— EXERCISE A —
In the passage on Zukofsky's essay, what labels appear in parentheses within the definition of "An Objective"?
— EXERCISE B —
Pick up the passage on Zukofsky's essay after its final sentence and write what comes next.

Though the title of the first essay, “Program: ‘Objectivists’ 1931,” implies that Zukofsky is defining a new school of poetic theory, he isn’t. Rather, he is offering a perplexing definition with similarly perplexing extraneous matter (for instance, bizarrely, a lengthy quotation from a Hemingway poem). In the essay’s opening paragraphs, Zukosfsky defines what “an objective” for poetry would mean:
An Objective: (Optics)—The lens bringing the rays from an object to a focus. (Military use)—That which is aimed at. (Use extended to poetry)—Desire for what is objectively perfect, inextricably the direction of historic and contemporary particulars.

A poem’s objective, Zukofsky seems to be saying, can be understood through the analogies of a microscope and a military target. Does Zukofsky mean that a poem functions in the same way an optical device functions—focusing on an idea or object, targeting it in a military sense, in hopes of achieving an objective perfection that is equivalent to deducing the direction of historic and contemporary trends? Who knows? Zukofsky’s ideas are easier to understand if one applies them to his personal poetic program: remaking the epic poem through a language of philosophical, historic, and musical particulars, chiefly in his poem “A,” begun in 1927 and composed over several decades. For instance, when he further explains in the essay what he means by “historic and contemporary particulars,” Zukofsky slyly refers to events that he has already written about in the early parts of “A.”

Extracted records

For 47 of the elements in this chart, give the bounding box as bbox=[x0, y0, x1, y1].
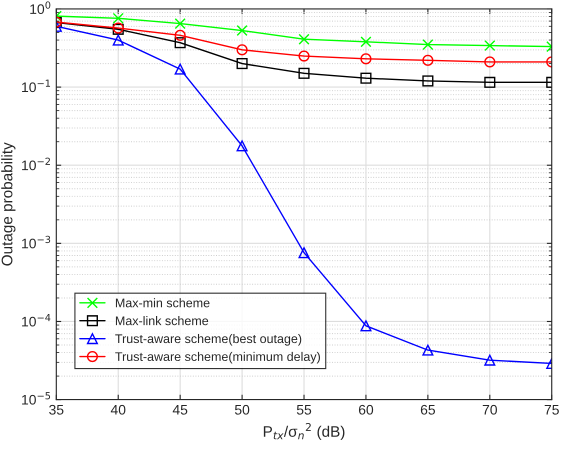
x-tick-label: 65 bbox=[420, 404, 436, 415]
x-tick-label: 60 bbox=[358, 404, 374, 415]
point bbox=[298, 68, 310, 79]
point bbox=[298, 247, 310, 258]
legend-label: Trust-aware scheme(best outage) bbox=[115, 334, 302, 346]
point bbox=[484, 40, 496, 52]
point bbox=[298, 34, 310, 45]
y-tick-label: 10$^{−1}$ bbox=[22, 80, 50, 92]
point bbox=[298, 50, 310, 62]
point bbox=[360, 53, 372, 64]
y-tick-label: 10$^{−2}$ bbox=[22, 158, 50, 170]
legend-label: Max-min scheme bbox=[116, 298, 210, 308]
point bbox=[422, 54, 434, 66]
point bbox=[236, 58, 248, 70]
x-tick-label: 75 bbox=[544, 404, 559, 415]
point bbox=[360, 320, 372, 332]
x-tick-label: 70 bbox=[482, 404, 497, 415]
point bbox=[174, 64, 186, 75]
point bbox=[236, 44, 248, 56]
point bbox=[174, 18, 186, 30]
point bbox=[236, 140, 248, 152]
point bbox=[484, 56, 496, 68]
y-tick-label: 10$^{0}$ bbox=[30, 1, 50, 14]
y-tick-label: 10$^{−3}$ bbox=[22, 236, 50, 248]
y-tick-label: 10$^{−5}$ bbox=[22, 392, 50, 405]
x-tick-label: 35 bbox=[49, 404, 64, 415]
point bbox=[422, 75, 434, 86]
point bbox=[174, 37, 186, 48]
legend-label: Max-link scheme bbox=[116, 316, 208, 326]
x-axis-title: P$_{tx}$/σ$_{n}$$^{2}$ (dB) bbox=[264, 422, 344, 440]
x-tick-label: 40 bbox=[110, 404, 126, 415]
point bbox=[484, 76, 496, 88]
point bbox=[112, 34, 124, 46]
x-tick-label: 55 bbox=[296, 404, 312, 415]
y-tick-label: 10$^{−4}$ bbox=[22, 314, 50, 327]
y-axis-title: Outage probability bbox=[1, 142, 16, 266]
x-tick-label: 50 bbox=[234, 404, 250, 415]
point bbox=[236, 24, 248, 36]
point bbox=[360, 72, 372, 84]
point bbox=[422, 344, 434, 356]
point bbox=[174, 30, 186, 41]
x-tick-label: 45 bbox=[172, 404, 188, 415]
point bbox=[360, 36, 372, 48]
point bbox=[112, 12, 124, 24]
legend-label: Trust-aware scheme(minimum delay) bbox=[115, 352, 320, 364]
point bbox=[422, 39, 434, 50]
point bbox=[484, 354, 496, 366]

— OUTPUT A —
Optics; Military use; Use extended to poetry

— OUTPUT B —
It is understood that historic and contemporary particulars may mean a thing or things as well as an event or a chain of events: i.e., any Egyptian pulled-glass bottle in the shape of a fish or oak leaves, as well as the performance of Bach’s Matthew Passion in Leipzig, or the Russian revolution and the rise of metallurgical plants in Siberia.

The subject of the opening section of “A” is a performance of Bach’s Matthew Passion. By mentioning the Russian revolution and the prospect of steel plants in Siberia, Zukofsky, a Marxist, was not only nodding toward the past but also winking to his leftist comrades (Scroggins refers to this as one of the “red flashes” that flare throughout the issue). And perhaps he wanted those few readers of Poetry who were already familiar with his poem to think that his work was “objective,” which is to say “objectively perfect” and aimed “inextricably” toward both the past and present.

Baffling as this definition of “Objective” is, the remainder of Zukofsky’s opening essay does little to clarify what he means. It is in his essay about Reznikoff’s poetry, “Sincerity and Objectification: With Special Reference to the Work of Charles Reznikoff,” that Zukofsky more fully develops his theories.

The essay defines the two operative terms of Objectivist theory: sincerity and objectification. Sincerity occurs when writing “is the detail, not mirage, of seeing, of thinking with the things as they exist, and of directing them along a line of melody.” In other words, sincerity is describing things as they are in a musically memorable way. “Shapes suggest themselves,” Zukofsky goes on, “and the mind senses and receives awareness.” As an example of sincerity, Zukofsky cites a line of Reznikoff’s—“The ceaseless weaving of the uneven water”—noting it for “possessing remarkable energy.” He seems to be gesturing toward elements of visual and musical beauty contained in a line, what he would call in his 1948 book A Test of Poetry the “sight” and “sound” of a poem.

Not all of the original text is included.